**Problem requirements**
Pull out every line with the word "INSTRUCTIONAL".

**Items from a dataset**
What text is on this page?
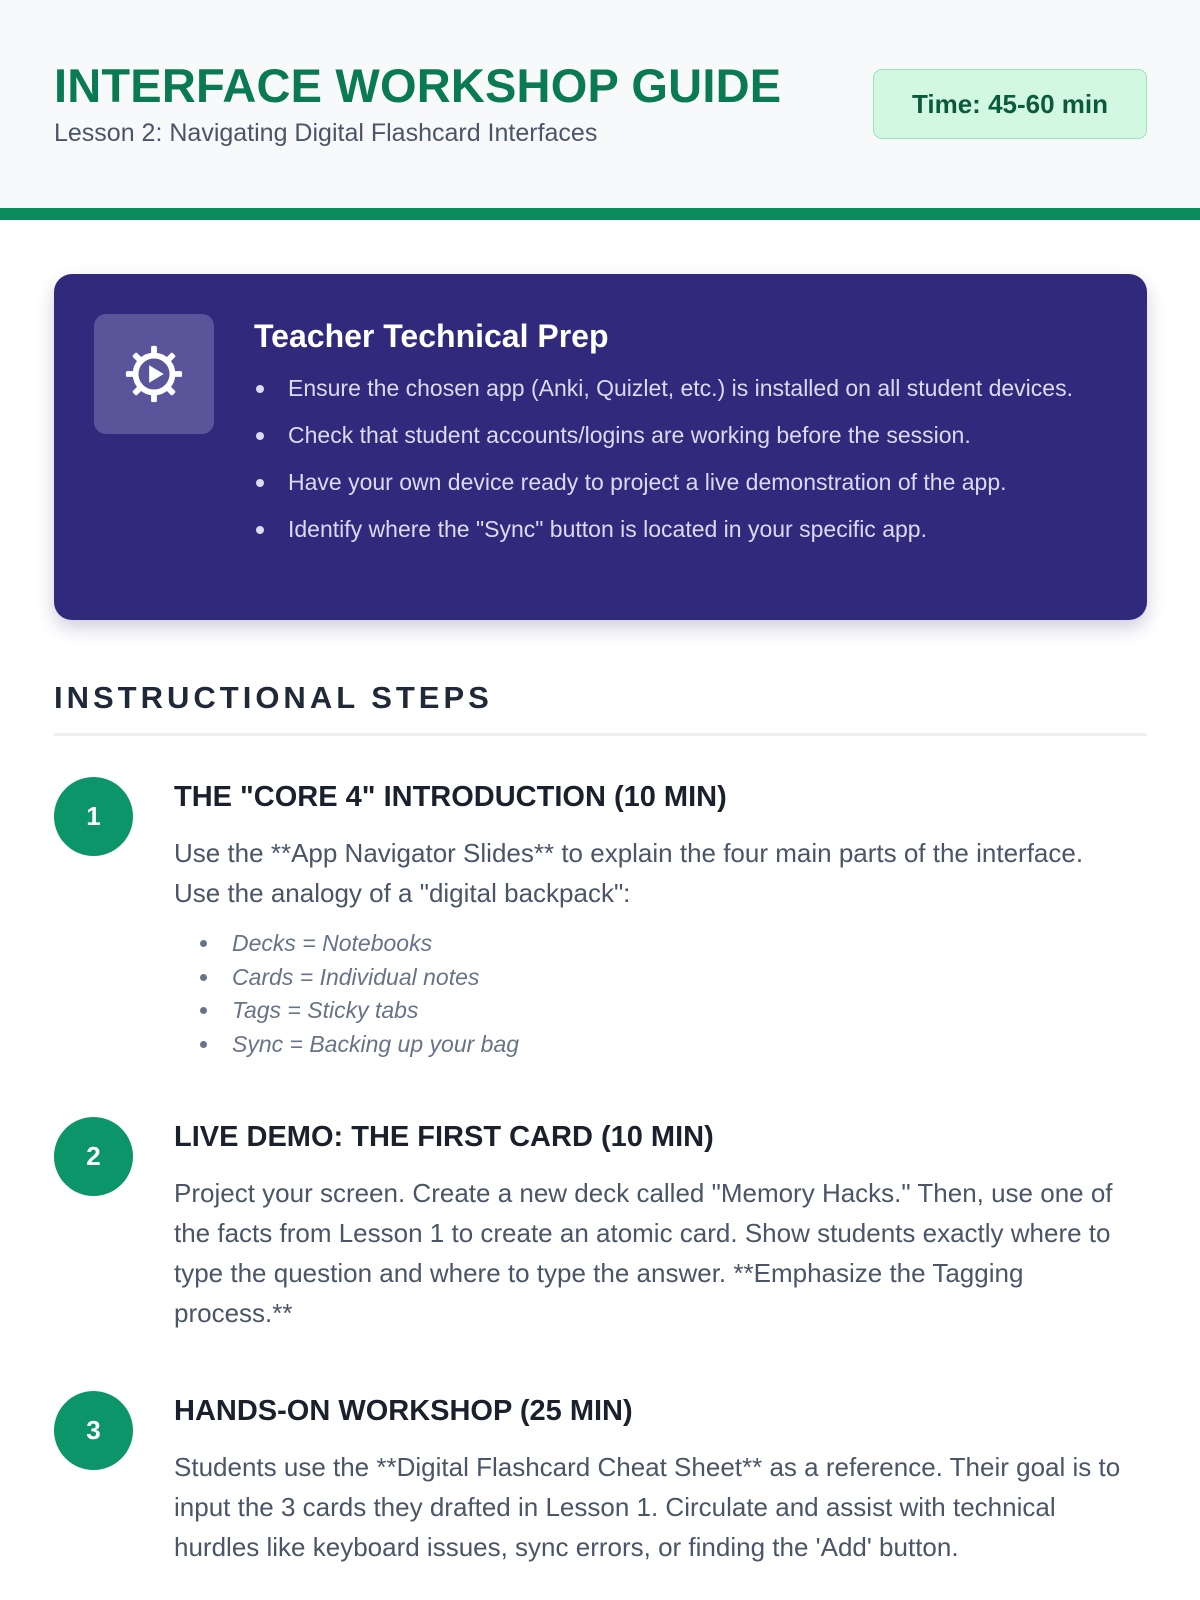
INTERFACE WORKSHOP GUIDE
Lesson 2: Navigating Digital Flashcard Interfaces
Time: 45-60 min
Teacher Technical Prep
Ensure the chosen app (Anki, Quizlet, etc.) is installed on all student devices.
Check that student accounts/logins are working before the session.
Have your own device ready to project a live demonstration of the app.
Identify where the "Sync" button is located in your specific app.
INSTRUCTIONAL STEPS
1
THE "CORE 4" INTRODUCTION (10 MIN)

Use the **App Navigator Slides** to explain the four main parts of the interface. Use the analogy of a "digital backpack":

Decks = Notebooks
Cards = Individual notes
Tags = Sticky tabs
Sync = Backing up your bag
2
LIVE DEMO: THE FIRST CARD (10 MIN)

Project your screen. Create a new deck called "Memory Hacks." Then, use one of the facts from Lesson 1 to create an atomic card. Show students exactly where to type the question and where to type the answer. **Emphasize the Tagging process.**

3
HANDS-ON WORKSHOP (25 MIN)

Students use the **Digital Flashcard Cheat Sheet** as a reference. Their goal is to input the 3 cards they drafted in Lesson 1. Circulate and assist with technical hurdles like keyboard issues, sync errors, or finding the 'Add' button.
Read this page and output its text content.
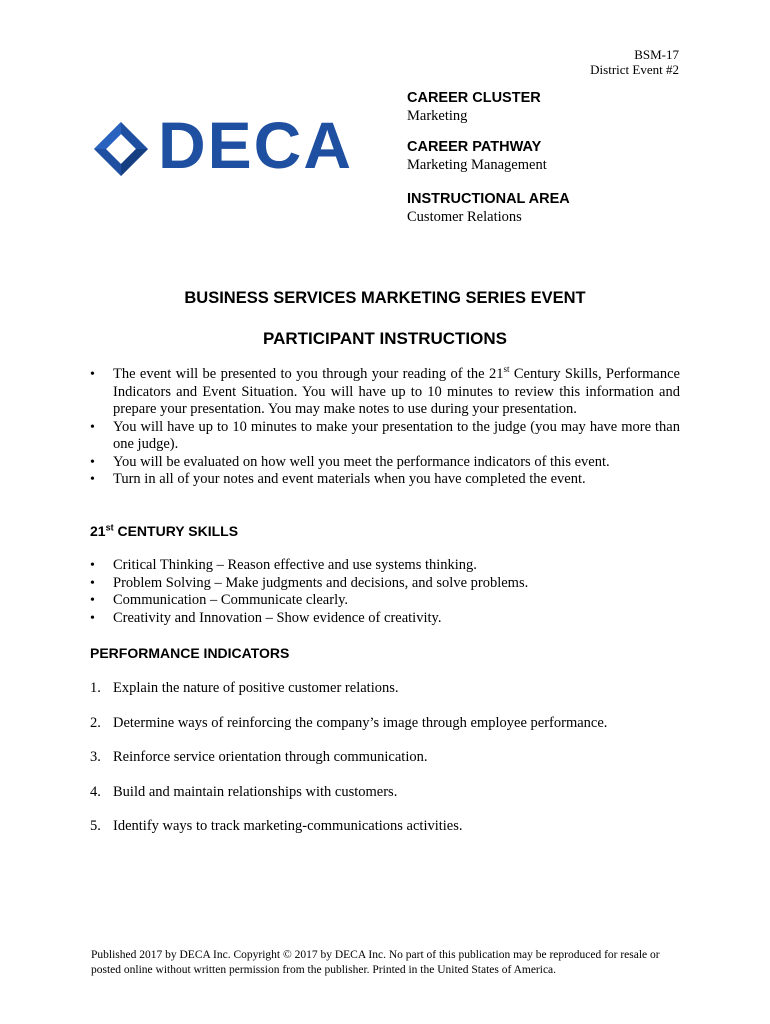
BSM-17
District Event #2
DECA
CAREER CLUSTER
Marketing
CAREER PATHWAY
Marketing Management
INSTRUCTIONAL AREA
Customer Relations
BUSINESS SERVICES MARKETING SERIES EVENT
PARTICIPANT INSTRUCTIONS
• The event will be presented to you through your reading of the 21st Century Skills, Performance Indicators and Event Situation. You will have up to 10 minutes to review this information and prepare your presentation. You may make notes to use during your presentation.
• You will have up to 10 minutes to make your presentation to the judge (you may have more than one judge).
• You will be evaluated on how well you meet the performance indicators of this event.
• Turn in all of your notes and event materials when you have completed the event.
21st CENTURY SKILLS
• Critical Thinking – Reason effective and use systems thinking.
• Problem Solving – Make judgments and decisions, and solve problems.
• Communication – Communicate clearly.
• Creativity and Innovation – Show evidence of creativity.
PERFORMANCE INDICATORS
1. Explain the nature of positive customer relations.
2. Determine ways of reinforcing the company’s image through employee performance.
3. Reinforce service orientation through communication.
4. Build and maintain relationships with customers.
5. Identify ways to track marketing-communications activities.
Published 2017 by DECA Inc. Copyright © 2017 by DECA Inc. No part of this publication may be reproduced for resale or posted online without written permission from the publisher. Printed in the United States of America.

**Answer for the task**
INSTRUCTIONAL STEPS
INSTRUCTIONAL AREA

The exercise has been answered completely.